● **Request**
Identify every line containing the word "data" and reproduce each one.

● **Records provided**
***

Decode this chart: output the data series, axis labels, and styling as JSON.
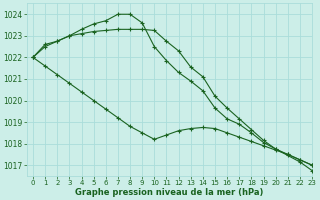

***

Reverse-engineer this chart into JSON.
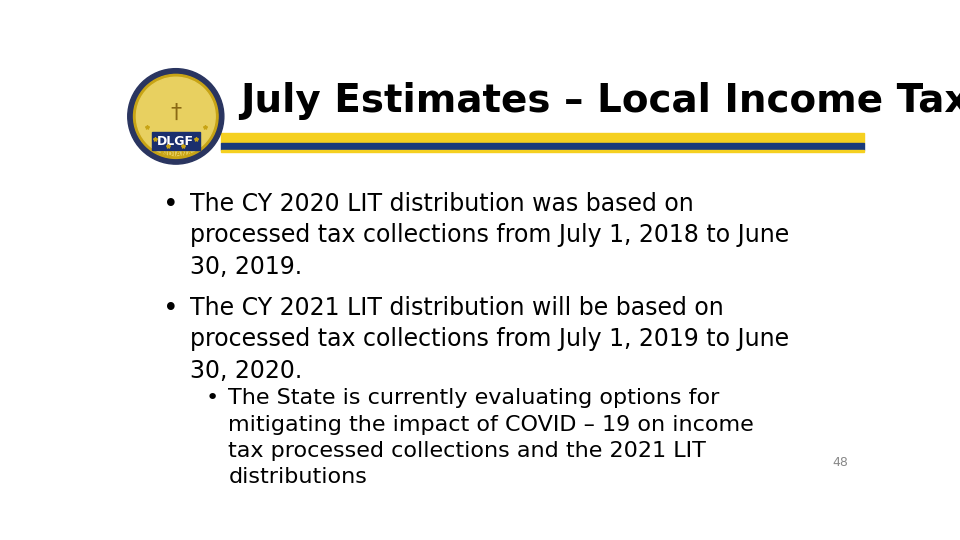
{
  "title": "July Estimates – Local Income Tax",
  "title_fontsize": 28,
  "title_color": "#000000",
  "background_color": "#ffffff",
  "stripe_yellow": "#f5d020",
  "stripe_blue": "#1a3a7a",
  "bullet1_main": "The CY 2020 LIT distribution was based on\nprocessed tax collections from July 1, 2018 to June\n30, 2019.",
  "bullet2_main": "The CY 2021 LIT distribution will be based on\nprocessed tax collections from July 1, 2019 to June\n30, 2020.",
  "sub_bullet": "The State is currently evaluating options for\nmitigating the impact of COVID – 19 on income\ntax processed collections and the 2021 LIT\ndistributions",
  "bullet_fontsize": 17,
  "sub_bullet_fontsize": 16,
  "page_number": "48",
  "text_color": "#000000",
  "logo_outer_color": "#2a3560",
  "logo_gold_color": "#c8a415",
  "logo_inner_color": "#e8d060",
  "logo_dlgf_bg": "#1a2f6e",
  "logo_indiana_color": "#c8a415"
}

***

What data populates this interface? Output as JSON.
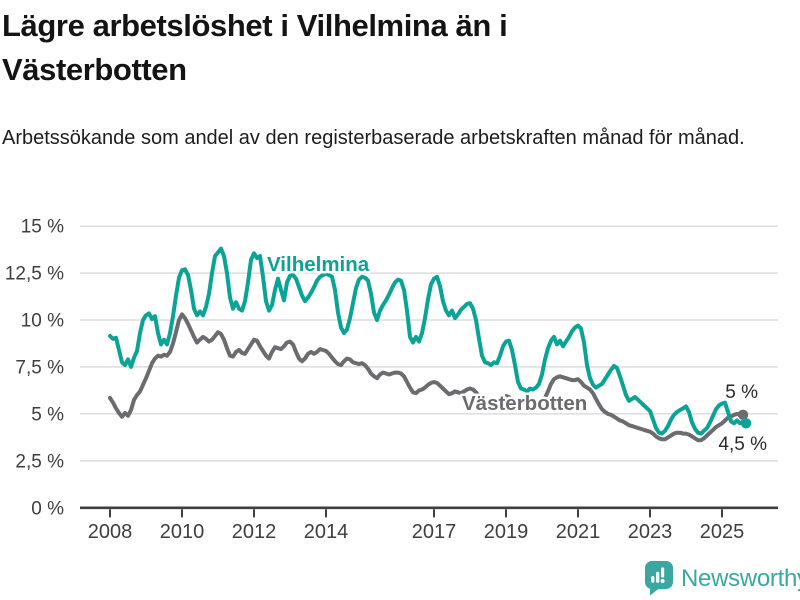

***

● **Task response**
Decode this chart: output the data series, axis labels, and styling as JSON.
What data populates this interface? Output as JSON.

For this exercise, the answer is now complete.